Task instructions: Locate every line in the records below that contains the word "screenshot", and copy each one.
====== Task inputs
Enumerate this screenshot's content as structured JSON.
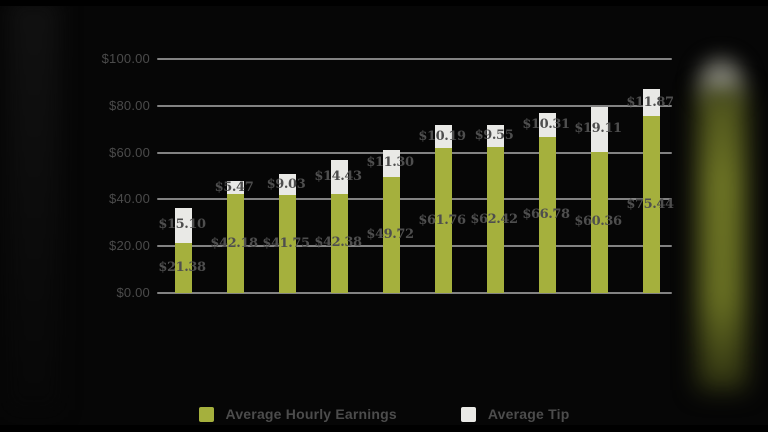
============
====== Task inputs
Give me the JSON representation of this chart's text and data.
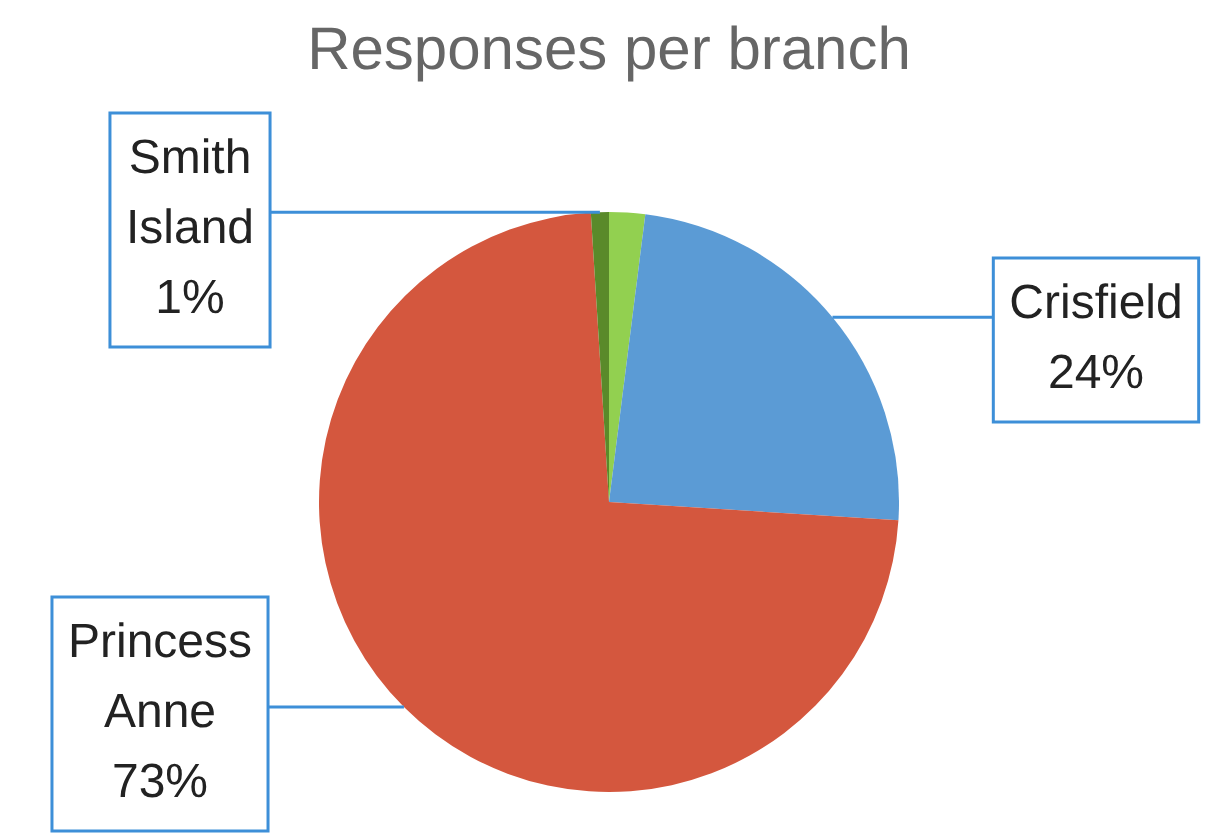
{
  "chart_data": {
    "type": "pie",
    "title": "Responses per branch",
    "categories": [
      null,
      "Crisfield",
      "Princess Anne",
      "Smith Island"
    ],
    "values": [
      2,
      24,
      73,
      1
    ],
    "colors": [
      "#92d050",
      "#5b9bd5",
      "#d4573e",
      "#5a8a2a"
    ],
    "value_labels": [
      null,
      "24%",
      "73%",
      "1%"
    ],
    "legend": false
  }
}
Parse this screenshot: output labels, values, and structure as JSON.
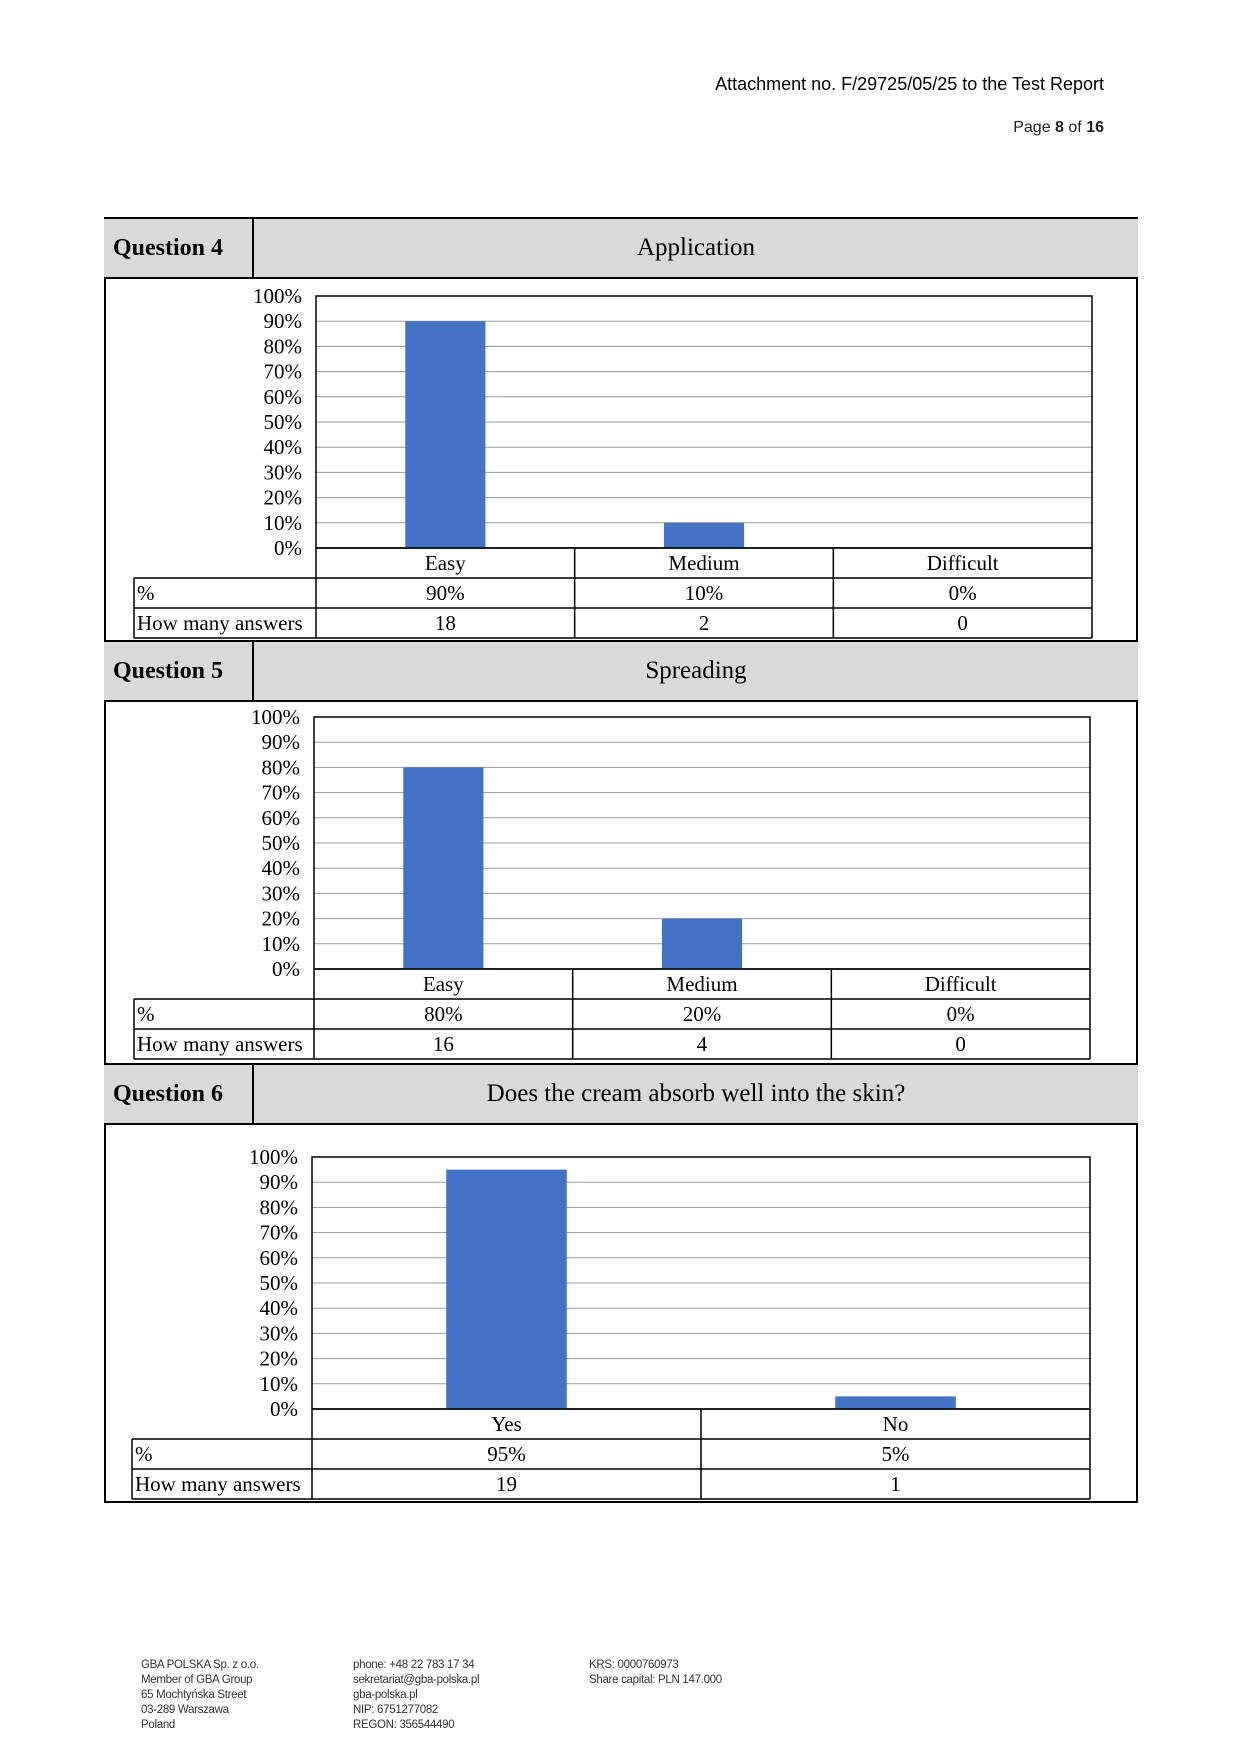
============
====== Task inputs
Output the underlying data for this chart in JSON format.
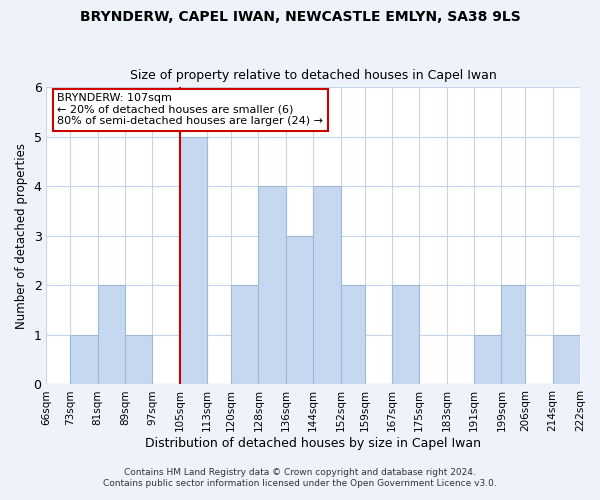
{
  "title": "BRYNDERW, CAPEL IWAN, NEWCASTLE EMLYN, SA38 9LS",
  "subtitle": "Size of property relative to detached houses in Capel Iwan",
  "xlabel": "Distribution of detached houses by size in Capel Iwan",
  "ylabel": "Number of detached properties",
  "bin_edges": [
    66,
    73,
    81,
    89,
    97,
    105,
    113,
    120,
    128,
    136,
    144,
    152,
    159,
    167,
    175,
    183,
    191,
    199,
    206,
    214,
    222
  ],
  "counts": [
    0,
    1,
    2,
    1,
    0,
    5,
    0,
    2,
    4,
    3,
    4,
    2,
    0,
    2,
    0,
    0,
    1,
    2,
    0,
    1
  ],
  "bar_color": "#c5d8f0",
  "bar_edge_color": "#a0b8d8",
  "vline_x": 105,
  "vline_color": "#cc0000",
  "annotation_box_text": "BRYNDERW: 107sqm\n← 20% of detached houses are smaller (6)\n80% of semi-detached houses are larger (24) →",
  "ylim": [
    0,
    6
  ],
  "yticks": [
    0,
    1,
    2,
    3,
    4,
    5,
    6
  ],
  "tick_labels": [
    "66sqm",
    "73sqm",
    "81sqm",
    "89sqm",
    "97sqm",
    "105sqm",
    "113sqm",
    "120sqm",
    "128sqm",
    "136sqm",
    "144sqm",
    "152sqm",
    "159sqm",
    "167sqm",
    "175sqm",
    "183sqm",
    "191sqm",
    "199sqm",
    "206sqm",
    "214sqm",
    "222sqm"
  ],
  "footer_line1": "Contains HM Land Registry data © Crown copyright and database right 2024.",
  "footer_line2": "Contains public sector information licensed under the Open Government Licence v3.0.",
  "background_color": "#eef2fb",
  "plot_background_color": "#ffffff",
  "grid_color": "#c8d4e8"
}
============
Finished exercise:
Enumerate this screenshot's content as structured JSON.
Parse this screenshot: output labels, values, and structure as JSON.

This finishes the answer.